[Data excerpts]
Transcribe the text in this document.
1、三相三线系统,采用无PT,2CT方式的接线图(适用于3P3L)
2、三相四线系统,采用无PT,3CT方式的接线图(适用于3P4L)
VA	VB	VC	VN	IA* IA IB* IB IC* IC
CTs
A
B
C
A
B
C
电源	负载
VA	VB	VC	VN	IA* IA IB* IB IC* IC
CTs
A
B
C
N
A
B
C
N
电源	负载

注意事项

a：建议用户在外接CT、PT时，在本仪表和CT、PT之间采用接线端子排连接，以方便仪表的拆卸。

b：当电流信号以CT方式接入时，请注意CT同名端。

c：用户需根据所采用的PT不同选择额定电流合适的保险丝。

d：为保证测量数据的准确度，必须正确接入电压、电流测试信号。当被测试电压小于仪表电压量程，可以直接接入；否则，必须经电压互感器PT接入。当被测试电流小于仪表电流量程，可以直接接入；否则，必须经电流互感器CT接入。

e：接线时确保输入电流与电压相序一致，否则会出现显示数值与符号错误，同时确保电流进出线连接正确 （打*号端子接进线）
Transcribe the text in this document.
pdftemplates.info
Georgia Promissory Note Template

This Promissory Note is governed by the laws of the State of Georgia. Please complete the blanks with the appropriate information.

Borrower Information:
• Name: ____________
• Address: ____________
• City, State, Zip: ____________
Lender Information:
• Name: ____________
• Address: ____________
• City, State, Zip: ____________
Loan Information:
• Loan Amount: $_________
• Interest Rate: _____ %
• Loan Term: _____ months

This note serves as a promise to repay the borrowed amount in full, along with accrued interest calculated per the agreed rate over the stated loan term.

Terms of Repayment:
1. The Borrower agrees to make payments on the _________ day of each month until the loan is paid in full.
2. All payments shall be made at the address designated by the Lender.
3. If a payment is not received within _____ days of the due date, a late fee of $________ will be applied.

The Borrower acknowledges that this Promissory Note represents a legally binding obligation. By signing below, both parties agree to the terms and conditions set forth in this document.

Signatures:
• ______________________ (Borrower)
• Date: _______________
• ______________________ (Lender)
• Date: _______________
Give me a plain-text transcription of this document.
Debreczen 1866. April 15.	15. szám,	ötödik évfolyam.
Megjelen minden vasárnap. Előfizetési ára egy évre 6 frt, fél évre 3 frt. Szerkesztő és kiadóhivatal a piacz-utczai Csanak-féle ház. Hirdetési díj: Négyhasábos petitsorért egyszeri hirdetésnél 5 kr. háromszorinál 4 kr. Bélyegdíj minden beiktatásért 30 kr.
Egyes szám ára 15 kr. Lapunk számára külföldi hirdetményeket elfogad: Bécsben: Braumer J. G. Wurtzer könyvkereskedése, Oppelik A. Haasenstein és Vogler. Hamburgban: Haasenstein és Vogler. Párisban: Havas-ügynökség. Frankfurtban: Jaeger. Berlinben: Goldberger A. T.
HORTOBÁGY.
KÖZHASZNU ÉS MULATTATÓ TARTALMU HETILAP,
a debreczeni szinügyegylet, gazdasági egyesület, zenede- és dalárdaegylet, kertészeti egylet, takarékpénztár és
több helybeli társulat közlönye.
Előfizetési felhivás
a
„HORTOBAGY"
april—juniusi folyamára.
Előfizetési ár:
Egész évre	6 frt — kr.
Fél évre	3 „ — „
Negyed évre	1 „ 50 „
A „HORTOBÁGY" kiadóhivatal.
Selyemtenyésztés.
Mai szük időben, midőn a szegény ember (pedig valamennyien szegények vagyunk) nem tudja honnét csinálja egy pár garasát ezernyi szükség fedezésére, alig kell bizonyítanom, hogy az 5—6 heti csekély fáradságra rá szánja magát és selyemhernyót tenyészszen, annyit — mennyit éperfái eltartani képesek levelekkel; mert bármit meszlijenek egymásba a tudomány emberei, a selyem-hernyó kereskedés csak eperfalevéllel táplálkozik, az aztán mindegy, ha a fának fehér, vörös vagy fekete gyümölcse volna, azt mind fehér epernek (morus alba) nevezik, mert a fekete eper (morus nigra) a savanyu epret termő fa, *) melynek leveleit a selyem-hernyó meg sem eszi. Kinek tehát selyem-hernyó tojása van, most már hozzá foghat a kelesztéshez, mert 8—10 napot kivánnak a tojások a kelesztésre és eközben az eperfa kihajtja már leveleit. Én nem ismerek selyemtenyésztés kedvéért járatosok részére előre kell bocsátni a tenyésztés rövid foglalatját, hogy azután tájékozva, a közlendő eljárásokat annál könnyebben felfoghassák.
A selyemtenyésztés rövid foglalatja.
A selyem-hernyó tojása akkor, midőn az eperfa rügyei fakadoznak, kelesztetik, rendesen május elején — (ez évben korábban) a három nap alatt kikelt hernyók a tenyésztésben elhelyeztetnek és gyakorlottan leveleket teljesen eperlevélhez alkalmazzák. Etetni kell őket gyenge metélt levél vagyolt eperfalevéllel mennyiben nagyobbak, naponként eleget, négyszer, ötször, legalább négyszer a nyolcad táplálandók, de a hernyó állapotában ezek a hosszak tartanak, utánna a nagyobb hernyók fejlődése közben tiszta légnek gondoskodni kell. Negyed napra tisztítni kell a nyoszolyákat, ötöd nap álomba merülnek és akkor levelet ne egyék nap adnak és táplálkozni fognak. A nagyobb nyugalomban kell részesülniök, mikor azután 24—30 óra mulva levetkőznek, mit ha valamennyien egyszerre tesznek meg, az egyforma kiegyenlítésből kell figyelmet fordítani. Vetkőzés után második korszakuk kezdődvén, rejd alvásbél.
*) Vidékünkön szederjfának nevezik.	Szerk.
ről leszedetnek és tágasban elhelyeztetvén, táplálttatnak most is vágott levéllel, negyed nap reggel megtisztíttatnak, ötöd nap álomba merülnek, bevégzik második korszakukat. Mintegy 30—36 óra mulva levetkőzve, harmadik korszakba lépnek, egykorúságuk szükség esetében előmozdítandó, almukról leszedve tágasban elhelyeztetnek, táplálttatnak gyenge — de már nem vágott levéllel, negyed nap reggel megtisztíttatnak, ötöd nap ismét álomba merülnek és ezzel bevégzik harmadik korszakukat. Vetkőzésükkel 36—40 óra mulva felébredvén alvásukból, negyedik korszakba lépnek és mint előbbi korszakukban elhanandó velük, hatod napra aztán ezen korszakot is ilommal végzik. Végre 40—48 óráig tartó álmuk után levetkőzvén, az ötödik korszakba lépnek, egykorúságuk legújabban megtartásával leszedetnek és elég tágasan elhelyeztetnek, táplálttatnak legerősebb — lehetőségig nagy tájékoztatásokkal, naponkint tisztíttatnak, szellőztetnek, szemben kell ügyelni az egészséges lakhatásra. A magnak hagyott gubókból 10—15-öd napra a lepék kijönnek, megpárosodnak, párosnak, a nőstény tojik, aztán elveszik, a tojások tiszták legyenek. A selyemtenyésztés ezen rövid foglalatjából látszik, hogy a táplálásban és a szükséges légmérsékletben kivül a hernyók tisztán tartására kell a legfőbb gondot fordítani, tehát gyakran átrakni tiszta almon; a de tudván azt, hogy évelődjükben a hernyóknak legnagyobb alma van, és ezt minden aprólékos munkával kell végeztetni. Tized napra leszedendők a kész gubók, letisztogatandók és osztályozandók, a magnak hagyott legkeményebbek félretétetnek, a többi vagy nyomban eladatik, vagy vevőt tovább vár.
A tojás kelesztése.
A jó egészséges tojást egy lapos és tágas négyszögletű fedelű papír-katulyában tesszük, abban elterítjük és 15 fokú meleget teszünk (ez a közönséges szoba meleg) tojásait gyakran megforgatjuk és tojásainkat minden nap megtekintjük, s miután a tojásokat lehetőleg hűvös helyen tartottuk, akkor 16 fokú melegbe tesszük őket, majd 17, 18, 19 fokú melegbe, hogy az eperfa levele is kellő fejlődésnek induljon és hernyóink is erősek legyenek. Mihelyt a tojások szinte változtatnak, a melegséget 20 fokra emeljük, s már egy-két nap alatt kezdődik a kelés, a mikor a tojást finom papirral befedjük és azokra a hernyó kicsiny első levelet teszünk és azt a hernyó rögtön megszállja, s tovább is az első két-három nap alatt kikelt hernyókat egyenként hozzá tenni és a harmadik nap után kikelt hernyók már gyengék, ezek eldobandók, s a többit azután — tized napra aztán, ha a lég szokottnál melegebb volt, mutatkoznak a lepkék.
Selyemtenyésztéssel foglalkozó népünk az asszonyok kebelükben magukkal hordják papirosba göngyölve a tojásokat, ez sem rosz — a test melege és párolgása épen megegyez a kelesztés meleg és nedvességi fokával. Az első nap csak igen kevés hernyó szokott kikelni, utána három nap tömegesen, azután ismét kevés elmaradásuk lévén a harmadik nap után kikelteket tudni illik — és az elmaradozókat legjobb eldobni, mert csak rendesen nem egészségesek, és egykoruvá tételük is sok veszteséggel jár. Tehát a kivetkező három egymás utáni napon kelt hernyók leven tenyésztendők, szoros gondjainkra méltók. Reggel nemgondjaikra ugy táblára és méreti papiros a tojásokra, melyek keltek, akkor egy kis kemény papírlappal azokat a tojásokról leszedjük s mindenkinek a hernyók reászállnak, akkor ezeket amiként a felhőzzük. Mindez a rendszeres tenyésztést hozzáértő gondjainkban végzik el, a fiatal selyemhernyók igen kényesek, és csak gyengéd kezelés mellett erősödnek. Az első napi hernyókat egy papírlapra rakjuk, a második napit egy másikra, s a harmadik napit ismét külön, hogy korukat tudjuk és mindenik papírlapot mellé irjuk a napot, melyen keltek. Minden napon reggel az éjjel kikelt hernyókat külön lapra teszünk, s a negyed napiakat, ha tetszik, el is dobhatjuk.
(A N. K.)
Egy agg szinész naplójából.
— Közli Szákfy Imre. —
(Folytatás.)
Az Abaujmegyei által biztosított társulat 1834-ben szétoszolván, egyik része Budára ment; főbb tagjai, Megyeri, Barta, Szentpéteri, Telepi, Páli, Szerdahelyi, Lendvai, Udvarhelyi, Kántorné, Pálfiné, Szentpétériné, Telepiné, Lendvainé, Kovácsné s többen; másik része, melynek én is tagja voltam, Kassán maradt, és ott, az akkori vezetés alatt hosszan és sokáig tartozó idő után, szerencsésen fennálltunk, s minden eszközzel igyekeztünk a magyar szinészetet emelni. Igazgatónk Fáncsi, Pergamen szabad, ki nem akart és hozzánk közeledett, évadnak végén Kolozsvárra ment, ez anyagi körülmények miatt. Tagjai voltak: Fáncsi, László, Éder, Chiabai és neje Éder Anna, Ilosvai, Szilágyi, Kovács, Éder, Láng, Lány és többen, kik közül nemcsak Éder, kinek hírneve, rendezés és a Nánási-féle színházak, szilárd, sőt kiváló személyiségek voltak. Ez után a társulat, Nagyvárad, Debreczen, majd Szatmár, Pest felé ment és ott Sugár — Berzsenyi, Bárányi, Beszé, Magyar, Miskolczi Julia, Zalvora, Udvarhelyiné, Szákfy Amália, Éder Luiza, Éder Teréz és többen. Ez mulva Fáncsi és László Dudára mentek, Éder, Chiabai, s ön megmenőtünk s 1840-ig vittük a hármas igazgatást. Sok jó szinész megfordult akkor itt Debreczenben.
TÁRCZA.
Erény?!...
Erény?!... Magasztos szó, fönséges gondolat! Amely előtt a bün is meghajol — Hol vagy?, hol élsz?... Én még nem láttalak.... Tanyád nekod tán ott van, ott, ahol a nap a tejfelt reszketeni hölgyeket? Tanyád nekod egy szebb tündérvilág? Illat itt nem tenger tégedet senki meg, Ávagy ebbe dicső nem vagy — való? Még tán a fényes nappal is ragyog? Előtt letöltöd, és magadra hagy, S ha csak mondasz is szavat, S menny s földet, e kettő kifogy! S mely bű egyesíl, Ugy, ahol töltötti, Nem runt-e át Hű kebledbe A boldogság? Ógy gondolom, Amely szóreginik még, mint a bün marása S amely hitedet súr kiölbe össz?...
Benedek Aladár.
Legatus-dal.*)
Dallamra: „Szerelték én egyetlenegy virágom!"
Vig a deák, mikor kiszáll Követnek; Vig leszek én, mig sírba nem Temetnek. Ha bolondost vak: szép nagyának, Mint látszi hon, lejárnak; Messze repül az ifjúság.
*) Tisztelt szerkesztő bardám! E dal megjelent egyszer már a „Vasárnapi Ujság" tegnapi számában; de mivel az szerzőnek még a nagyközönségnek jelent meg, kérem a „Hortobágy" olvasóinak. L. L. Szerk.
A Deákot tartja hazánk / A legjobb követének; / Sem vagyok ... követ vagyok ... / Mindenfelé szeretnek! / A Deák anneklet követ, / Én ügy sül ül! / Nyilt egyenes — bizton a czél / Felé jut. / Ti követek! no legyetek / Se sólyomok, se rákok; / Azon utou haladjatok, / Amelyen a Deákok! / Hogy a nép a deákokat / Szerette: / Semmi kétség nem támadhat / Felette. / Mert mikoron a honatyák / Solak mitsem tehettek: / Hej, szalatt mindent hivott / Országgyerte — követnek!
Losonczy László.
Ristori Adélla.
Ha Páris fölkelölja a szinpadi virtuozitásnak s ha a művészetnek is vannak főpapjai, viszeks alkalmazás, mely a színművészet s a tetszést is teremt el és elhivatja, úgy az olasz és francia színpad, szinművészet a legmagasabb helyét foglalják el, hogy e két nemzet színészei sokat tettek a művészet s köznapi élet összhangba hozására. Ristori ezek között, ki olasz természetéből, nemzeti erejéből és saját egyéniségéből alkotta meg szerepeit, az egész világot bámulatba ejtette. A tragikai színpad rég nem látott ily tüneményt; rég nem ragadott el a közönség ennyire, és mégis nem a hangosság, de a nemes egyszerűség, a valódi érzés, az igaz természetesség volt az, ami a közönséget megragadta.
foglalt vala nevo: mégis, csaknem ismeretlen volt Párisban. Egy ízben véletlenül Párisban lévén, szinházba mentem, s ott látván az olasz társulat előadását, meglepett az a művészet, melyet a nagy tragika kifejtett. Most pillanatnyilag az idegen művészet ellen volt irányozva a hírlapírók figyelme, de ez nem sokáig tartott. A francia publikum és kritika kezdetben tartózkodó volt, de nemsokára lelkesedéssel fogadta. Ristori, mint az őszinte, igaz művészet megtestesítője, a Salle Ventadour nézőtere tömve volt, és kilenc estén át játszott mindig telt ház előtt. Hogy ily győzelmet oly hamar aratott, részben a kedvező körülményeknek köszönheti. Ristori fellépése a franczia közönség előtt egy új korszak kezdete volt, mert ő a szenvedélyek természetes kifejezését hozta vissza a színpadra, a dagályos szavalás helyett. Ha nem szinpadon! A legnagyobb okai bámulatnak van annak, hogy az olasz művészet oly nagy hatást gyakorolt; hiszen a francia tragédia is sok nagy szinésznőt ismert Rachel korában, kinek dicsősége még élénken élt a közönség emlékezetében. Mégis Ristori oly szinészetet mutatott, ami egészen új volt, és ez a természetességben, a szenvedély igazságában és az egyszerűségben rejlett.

Task requirements>
Go through the preceding material and copy each line that has the word "Georgia".

Final answer>
Georgia Promissory Note Template
This Promissory Note is governed by the laws of the State of Georgia. Please complete the blanks with the appropriate information.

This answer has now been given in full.